-- Start Material for the task --

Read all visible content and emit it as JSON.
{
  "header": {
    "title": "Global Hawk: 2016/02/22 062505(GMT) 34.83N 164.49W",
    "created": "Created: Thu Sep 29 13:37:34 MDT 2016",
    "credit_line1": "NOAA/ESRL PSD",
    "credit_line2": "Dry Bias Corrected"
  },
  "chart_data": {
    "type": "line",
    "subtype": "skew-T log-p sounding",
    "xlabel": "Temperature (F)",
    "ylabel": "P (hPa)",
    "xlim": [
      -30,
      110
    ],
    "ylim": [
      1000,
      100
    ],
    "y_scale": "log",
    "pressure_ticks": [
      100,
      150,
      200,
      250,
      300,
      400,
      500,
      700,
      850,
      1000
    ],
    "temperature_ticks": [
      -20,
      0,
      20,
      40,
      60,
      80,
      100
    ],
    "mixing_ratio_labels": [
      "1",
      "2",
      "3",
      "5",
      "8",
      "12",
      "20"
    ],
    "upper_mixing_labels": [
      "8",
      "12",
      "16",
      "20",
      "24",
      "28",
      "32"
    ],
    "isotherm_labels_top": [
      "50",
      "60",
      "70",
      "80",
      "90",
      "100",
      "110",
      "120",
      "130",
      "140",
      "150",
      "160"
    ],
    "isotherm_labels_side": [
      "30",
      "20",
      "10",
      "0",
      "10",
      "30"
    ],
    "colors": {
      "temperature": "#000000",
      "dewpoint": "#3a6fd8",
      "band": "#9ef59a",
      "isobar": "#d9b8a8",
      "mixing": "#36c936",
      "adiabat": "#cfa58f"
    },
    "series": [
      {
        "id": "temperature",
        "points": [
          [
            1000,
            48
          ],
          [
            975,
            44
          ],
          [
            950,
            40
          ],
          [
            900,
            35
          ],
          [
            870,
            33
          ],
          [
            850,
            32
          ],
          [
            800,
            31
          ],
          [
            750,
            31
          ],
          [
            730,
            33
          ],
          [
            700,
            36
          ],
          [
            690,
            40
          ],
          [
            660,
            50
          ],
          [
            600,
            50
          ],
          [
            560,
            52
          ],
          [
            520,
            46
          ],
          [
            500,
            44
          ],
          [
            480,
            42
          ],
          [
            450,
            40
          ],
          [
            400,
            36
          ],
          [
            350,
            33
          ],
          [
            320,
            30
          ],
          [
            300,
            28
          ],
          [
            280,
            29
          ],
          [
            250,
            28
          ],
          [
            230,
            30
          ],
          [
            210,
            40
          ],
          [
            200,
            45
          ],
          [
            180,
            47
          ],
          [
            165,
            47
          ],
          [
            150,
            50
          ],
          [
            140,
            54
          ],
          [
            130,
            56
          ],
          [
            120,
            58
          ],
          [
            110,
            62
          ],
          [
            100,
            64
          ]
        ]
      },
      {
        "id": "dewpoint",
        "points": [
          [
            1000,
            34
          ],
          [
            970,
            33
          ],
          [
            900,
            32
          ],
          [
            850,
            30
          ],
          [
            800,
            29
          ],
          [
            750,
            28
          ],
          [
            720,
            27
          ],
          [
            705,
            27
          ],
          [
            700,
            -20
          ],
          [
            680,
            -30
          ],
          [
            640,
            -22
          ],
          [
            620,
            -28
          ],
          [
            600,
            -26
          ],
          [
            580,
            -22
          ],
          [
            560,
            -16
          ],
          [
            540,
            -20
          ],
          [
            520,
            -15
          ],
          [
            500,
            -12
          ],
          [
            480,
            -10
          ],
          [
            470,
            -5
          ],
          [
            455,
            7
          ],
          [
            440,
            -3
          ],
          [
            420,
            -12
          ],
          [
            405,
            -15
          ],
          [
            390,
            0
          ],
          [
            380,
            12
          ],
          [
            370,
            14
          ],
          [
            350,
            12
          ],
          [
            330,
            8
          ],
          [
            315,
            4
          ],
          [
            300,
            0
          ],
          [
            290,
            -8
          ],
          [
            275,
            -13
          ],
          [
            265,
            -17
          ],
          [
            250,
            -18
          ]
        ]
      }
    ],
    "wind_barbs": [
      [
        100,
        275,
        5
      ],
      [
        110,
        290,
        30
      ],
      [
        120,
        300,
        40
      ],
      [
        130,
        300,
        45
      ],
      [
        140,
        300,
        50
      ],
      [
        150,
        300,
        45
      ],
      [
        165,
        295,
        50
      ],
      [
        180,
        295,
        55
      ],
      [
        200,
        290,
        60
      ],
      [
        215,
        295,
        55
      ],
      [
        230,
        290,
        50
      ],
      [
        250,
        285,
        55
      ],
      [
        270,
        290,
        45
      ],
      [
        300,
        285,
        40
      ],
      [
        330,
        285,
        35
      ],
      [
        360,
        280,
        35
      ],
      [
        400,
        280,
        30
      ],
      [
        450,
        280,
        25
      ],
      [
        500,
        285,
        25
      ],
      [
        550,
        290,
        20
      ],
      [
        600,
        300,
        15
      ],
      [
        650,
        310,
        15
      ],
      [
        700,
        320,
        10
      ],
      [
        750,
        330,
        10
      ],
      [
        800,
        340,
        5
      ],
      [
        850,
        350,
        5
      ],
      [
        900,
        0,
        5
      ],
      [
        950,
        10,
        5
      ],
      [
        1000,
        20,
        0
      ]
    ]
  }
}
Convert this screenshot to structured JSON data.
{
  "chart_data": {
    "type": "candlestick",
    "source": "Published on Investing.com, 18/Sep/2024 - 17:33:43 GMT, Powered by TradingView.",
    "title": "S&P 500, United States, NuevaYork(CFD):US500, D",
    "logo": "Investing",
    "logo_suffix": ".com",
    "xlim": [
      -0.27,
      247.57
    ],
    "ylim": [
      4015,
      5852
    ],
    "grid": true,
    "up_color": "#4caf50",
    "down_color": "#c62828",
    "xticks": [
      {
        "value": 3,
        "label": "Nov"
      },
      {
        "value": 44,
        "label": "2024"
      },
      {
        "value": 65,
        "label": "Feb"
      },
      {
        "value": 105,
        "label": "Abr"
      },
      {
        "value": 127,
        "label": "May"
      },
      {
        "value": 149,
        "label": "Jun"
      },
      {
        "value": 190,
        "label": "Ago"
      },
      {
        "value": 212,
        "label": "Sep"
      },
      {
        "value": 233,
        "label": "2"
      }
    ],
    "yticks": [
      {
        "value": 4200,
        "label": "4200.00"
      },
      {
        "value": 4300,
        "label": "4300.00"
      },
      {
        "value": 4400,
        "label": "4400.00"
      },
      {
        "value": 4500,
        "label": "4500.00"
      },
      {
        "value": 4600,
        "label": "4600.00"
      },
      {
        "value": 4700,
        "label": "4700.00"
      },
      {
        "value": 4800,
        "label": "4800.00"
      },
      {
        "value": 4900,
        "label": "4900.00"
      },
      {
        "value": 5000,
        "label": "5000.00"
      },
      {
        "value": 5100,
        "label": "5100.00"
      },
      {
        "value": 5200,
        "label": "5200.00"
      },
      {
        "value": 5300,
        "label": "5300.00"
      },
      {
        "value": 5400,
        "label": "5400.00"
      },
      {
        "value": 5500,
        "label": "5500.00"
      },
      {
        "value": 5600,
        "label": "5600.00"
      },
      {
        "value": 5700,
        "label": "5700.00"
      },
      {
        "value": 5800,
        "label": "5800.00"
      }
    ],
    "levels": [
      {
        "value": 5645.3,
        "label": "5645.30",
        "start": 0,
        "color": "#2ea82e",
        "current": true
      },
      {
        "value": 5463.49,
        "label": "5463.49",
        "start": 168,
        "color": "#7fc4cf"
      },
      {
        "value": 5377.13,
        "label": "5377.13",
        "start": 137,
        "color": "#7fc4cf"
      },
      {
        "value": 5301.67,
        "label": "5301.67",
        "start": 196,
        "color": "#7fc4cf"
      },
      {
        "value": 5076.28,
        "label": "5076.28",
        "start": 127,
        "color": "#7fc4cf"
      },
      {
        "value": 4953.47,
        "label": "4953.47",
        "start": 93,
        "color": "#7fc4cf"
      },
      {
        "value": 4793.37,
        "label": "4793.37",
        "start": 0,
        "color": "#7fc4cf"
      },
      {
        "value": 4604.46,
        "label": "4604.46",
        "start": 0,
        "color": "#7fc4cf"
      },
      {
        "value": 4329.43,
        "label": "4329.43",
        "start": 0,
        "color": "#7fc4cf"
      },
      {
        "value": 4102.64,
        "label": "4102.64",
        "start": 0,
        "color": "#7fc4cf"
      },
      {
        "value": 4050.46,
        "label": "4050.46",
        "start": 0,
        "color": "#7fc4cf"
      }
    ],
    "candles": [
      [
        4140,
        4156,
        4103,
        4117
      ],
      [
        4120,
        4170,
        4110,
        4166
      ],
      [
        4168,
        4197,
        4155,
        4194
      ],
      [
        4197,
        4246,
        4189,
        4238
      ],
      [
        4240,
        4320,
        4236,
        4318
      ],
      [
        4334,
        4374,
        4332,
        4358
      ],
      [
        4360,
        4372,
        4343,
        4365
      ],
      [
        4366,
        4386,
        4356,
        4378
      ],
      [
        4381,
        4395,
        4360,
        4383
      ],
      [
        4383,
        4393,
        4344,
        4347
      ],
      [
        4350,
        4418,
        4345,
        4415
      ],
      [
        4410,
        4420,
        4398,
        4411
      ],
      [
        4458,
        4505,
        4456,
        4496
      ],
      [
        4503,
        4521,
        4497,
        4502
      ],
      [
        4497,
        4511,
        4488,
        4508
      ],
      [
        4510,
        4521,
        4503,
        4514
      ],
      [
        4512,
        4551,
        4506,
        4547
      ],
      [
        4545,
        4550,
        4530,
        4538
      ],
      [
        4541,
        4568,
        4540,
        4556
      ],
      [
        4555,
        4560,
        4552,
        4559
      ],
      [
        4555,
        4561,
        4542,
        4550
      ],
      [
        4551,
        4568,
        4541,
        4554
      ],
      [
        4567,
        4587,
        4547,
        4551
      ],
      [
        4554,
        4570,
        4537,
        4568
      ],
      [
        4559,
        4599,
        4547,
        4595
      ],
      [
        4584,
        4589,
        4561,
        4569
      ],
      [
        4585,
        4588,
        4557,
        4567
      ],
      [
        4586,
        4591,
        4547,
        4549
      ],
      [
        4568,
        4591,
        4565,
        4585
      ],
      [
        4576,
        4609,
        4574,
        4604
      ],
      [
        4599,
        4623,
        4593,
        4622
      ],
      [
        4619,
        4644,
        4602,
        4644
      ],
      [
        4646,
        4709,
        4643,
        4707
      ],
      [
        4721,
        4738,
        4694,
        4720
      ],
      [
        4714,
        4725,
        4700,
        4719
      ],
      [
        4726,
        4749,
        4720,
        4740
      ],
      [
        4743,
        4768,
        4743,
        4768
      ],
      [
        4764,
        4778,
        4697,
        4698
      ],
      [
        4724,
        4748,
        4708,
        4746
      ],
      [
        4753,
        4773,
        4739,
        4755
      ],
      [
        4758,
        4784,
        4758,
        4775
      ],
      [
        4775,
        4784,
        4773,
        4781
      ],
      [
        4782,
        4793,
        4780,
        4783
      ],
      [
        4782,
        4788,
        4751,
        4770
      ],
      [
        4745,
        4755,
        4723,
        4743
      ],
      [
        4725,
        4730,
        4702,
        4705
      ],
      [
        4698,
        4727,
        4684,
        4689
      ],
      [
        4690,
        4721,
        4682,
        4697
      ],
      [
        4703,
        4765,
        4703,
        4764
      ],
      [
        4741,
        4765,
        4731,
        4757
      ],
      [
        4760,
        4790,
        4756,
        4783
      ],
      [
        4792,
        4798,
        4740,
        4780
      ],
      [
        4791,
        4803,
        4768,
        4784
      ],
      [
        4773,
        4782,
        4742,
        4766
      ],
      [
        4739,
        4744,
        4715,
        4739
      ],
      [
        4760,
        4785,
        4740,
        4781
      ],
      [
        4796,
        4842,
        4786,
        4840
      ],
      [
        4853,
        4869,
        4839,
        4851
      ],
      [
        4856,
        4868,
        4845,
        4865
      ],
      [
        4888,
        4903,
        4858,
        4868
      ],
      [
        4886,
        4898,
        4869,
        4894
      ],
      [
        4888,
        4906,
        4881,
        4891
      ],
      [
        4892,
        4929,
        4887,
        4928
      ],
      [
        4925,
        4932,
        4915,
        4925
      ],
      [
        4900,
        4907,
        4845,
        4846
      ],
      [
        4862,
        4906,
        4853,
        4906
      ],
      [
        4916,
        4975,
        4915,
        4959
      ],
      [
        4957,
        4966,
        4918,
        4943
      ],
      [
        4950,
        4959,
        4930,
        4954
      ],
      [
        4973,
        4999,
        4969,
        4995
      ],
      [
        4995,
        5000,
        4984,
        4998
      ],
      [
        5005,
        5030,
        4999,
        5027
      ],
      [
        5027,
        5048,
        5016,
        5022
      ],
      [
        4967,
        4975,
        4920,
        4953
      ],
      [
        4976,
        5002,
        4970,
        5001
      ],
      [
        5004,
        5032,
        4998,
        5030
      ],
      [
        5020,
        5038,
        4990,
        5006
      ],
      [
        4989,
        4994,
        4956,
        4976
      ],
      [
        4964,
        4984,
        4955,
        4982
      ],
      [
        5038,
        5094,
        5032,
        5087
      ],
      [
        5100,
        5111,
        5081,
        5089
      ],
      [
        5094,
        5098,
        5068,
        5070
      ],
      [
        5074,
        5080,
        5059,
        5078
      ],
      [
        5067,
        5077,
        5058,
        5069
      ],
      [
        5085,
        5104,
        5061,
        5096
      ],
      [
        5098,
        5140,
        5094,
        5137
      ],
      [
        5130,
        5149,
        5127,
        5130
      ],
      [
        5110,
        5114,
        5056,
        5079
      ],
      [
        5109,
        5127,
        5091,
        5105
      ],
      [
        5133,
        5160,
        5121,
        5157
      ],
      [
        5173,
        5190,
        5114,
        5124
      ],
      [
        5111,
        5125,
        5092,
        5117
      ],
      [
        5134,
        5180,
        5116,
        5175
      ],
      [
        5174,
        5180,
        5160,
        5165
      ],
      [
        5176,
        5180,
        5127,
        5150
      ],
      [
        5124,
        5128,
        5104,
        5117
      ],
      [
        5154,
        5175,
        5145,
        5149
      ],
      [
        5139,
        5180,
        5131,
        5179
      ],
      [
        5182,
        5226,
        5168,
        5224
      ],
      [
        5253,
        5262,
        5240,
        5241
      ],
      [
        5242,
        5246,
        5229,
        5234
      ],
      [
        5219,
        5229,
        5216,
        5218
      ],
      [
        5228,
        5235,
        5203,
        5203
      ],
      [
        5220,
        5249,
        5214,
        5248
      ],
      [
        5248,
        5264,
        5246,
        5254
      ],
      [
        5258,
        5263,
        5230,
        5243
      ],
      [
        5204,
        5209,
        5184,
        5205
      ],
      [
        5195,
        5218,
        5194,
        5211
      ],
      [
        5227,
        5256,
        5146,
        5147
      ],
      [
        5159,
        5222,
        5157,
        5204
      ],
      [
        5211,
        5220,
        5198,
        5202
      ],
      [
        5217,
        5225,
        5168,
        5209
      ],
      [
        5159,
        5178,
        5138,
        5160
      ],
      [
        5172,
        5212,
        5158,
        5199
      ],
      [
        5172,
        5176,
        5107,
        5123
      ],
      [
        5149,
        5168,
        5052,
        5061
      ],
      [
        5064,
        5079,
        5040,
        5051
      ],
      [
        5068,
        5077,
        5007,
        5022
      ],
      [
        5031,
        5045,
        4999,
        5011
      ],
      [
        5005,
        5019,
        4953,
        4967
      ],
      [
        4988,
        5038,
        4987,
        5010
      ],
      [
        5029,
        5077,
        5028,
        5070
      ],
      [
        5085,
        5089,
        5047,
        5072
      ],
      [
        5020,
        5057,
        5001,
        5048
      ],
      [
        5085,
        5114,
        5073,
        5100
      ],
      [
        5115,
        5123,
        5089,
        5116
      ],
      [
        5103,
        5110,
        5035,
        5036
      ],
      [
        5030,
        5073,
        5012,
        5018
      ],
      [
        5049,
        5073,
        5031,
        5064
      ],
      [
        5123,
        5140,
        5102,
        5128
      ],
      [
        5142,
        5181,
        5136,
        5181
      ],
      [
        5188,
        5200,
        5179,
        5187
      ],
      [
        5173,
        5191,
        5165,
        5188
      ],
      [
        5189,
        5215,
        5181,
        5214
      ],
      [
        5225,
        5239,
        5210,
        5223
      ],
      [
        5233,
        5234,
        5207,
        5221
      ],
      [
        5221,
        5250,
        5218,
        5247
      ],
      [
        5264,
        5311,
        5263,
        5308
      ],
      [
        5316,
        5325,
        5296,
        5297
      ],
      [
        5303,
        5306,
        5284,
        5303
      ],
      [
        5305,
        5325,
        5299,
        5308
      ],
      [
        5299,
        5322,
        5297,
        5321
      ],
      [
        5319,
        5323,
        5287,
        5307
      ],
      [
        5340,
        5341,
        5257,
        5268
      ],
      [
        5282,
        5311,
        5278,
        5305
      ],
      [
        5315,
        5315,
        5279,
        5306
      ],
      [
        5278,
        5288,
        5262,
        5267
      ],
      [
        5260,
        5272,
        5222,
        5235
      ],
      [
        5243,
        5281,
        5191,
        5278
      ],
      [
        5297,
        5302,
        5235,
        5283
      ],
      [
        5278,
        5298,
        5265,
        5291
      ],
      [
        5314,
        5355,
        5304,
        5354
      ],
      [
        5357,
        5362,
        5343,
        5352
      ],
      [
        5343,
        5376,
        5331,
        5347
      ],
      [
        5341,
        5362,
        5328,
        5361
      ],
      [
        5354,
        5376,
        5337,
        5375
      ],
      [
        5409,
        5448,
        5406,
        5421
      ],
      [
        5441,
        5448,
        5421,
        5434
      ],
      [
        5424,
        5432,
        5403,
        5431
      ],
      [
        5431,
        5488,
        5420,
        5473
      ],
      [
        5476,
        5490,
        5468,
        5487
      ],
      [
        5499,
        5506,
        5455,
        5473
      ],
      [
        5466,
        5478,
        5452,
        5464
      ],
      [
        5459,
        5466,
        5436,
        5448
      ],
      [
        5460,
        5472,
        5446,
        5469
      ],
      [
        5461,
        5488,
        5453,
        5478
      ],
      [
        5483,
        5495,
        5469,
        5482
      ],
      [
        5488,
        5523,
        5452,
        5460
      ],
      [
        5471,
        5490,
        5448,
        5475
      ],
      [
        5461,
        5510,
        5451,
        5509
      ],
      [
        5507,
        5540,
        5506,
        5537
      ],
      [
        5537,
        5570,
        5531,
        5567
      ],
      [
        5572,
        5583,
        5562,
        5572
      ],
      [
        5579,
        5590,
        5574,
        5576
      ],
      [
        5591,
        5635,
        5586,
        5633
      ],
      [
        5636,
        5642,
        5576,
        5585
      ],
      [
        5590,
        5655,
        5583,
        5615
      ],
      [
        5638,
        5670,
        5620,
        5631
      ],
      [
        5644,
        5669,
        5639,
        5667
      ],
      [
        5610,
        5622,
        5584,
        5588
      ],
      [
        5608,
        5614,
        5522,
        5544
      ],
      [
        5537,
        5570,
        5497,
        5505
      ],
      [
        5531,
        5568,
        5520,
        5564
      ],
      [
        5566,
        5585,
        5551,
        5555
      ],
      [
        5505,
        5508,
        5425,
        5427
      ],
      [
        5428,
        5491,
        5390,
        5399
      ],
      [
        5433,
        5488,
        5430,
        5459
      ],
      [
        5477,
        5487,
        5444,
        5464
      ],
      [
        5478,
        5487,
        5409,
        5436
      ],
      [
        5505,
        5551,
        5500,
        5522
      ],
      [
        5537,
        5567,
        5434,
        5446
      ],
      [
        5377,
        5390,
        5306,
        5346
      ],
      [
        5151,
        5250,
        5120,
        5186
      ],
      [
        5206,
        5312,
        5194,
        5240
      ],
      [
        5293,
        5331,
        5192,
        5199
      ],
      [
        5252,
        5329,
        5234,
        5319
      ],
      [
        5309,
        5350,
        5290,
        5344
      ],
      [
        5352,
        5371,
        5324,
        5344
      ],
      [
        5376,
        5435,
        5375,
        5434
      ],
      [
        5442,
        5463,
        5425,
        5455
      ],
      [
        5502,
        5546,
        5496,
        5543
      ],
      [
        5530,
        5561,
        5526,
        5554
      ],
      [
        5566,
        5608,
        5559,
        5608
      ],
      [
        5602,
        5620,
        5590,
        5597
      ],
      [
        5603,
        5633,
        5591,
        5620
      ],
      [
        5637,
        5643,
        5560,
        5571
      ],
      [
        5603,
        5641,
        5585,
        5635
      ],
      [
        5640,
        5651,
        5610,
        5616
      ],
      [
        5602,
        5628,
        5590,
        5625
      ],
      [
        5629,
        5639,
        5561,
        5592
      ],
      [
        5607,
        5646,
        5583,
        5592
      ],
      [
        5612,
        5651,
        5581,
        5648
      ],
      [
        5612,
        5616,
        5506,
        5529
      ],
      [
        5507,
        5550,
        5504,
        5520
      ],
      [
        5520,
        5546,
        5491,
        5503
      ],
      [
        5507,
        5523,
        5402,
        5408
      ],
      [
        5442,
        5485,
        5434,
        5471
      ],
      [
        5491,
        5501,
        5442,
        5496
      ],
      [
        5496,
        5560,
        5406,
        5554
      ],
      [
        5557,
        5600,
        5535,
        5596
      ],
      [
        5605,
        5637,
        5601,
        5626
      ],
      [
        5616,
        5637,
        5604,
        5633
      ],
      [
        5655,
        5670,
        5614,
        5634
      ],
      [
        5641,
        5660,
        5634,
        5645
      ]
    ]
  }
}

-- End Material for the task --

Aim
Gather each line in the entries above where the string "title" is found.

Result
    "title": "Global Hawk: 2016/02/22 062505(GMT) 34.83N 164.49W",
    "title": "S&P 500, United States, NuevaYork(CFD):US500, D",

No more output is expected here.